• _What needs to be done_
Extract from the listing each line in which the word "filhas" appears.

• _Information given_
-- -- --

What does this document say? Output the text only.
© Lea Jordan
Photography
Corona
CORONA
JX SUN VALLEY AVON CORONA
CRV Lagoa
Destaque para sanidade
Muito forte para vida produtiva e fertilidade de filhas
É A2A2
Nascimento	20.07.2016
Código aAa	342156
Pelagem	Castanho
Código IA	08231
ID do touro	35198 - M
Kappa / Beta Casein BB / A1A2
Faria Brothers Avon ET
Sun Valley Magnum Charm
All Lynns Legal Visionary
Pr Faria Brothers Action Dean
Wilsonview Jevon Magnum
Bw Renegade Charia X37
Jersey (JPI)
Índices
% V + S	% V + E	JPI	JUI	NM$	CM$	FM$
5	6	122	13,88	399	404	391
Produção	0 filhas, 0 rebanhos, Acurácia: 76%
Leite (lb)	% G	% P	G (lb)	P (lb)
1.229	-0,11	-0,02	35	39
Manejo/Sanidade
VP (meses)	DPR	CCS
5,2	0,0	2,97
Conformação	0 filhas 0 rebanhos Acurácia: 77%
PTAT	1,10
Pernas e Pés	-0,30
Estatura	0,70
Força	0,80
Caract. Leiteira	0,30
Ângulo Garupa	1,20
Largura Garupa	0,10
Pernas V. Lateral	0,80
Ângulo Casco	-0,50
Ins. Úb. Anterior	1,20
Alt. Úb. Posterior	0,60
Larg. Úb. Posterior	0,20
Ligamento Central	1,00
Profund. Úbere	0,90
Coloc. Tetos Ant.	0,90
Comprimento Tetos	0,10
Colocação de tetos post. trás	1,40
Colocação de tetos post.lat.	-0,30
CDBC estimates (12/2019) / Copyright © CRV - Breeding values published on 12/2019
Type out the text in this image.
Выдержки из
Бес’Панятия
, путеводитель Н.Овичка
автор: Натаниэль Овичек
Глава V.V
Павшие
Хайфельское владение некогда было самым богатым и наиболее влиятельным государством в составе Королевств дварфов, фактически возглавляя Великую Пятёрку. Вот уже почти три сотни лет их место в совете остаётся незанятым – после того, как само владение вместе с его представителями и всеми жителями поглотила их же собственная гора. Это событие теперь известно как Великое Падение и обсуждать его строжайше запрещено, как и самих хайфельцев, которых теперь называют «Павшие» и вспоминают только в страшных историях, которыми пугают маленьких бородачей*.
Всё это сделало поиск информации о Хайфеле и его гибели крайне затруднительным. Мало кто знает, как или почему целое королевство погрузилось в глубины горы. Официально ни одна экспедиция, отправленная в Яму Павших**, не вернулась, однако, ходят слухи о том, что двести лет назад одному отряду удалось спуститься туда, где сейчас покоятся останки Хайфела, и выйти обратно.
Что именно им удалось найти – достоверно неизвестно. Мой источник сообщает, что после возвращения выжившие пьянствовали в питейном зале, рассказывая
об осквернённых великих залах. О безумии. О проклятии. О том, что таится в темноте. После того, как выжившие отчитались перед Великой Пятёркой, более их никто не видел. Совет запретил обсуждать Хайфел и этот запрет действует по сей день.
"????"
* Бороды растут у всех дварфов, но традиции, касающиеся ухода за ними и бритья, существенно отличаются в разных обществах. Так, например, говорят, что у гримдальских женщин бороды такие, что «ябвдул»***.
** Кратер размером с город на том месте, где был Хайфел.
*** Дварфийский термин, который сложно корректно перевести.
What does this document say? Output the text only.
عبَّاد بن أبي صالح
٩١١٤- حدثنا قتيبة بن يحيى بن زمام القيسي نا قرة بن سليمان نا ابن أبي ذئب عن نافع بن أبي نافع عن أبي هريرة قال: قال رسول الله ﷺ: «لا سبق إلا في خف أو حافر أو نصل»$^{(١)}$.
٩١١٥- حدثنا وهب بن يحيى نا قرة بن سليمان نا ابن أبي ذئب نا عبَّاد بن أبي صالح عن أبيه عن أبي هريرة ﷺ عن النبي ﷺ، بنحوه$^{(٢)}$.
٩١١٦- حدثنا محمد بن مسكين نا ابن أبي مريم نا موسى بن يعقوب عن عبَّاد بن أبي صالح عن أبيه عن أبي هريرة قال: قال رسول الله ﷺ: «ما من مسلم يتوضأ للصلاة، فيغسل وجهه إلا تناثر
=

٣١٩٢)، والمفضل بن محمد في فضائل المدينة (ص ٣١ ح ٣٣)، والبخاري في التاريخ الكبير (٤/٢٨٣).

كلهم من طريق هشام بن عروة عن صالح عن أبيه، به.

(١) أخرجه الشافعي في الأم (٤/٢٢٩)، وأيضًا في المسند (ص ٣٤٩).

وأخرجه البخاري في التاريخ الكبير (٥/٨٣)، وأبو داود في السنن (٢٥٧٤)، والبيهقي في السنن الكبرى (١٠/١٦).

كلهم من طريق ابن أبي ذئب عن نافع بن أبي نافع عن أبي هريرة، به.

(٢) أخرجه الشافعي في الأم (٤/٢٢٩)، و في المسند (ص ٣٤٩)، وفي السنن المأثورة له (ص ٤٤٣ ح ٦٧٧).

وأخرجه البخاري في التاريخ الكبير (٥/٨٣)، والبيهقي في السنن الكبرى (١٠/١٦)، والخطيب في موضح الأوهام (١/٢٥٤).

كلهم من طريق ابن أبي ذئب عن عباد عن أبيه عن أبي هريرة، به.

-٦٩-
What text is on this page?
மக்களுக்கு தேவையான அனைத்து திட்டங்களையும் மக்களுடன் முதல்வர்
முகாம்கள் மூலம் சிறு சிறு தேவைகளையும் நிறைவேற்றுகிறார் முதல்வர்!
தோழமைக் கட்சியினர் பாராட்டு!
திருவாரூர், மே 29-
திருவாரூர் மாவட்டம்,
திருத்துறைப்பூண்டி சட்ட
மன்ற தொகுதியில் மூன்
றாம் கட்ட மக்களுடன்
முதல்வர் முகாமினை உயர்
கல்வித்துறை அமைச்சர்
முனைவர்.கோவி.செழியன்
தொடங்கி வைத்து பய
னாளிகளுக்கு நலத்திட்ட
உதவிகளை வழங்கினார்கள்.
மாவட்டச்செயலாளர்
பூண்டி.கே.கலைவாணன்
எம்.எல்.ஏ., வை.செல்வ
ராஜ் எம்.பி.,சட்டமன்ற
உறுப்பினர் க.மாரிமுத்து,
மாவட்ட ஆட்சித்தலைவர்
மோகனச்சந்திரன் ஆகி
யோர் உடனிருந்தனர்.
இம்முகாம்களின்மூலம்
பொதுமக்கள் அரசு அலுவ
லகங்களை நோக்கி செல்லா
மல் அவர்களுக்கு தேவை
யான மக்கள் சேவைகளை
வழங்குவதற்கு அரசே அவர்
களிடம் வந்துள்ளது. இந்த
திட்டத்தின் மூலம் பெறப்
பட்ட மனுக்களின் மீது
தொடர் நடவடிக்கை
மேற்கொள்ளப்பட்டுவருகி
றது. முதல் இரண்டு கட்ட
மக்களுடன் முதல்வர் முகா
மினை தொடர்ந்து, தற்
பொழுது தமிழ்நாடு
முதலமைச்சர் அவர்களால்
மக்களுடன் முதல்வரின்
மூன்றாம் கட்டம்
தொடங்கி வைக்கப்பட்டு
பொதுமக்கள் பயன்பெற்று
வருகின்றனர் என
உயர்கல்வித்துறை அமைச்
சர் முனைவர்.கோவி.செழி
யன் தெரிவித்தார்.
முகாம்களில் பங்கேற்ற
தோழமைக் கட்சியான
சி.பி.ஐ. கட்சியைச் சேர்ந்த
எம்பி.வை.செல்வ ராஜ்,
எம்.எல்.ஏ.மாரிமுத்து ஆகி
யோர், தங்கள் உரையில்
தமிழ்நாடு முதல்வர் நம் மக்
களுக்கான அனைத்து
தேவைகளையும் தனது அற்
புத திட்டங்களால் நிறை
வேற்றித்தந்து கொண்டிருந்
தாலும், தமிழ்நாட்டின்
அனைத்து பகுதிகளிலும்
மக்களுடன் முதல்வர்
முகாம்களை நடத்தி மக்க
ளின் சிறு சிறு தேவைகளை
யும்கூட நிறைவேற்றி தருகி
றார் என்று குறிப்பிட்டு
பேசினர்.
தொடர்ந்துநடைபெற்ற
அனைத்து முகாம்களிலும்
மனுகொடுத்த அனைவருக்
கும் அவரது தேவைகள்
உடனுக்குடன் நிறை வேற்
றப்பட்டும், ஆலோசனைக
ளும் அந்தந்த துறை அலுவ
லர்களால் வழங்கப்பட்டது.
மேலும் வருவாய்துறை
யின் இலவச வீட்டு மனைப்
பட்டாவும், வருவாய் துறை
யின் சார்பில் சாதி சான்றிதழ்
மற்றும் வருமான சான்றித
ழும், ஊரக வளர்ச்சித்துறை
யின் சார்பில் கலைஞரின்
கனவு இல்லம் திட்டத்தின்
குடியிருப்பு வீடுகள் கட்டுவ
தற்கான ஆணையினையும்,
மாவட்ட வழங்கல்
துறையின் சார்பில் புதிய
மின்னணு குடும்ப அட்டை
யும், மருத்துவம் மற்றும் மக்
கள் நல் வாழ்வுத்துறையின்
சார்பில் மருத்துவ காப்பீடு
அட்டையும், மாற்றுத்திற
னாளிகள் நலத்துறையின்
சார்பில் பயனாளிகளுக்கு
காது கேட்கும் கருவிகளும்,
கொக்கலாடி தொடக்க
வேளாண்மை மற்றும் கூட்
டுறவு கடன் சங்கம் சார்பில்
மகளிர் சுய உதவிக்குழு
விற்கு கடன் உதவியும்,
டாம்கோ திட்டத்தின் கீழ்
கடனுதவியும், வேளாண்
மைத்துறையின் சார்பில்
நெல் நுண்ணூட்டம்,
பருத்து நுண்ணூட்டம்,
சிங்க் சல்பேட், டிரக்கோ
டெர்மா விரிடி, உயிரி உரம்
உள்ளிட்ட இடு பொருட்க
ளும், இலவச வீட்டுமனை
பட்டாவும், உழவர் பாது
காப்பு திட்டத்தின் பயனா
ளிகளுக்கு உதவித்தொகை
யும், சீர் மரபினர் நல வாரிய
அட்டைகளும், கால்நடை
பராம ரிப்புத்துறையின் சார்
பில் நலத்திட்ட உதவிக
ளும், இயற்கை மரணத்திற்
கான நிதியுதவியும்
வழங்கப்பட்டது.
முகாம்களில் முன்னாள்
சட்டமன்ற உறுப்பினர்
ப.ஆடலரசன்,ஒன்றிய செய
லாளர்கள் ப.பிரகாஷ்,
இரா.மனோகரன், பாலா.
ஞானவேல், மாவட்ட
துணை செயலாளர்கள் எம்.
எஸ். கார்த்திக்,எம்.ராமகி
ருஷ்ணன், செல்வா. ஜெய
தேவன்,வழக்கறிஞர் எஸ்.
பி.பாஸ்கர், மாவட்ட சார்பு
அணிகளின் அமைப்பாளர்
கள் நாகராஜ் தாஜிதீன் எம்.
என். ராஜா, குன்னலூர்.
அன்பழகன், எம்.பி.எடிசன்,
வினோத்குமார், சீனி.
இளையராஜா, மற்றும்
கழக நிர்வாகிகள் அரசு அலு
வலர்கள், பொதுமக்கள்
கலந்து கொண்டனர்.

-- -- --

• _Solution_
Muito forte para vida produtiva e fertilidade de filhas
Produção	0 filhas, 0 rebanhos, Acurácia: 76%
Conformação	0 filhas 0 rebanhos Acurácia: 77%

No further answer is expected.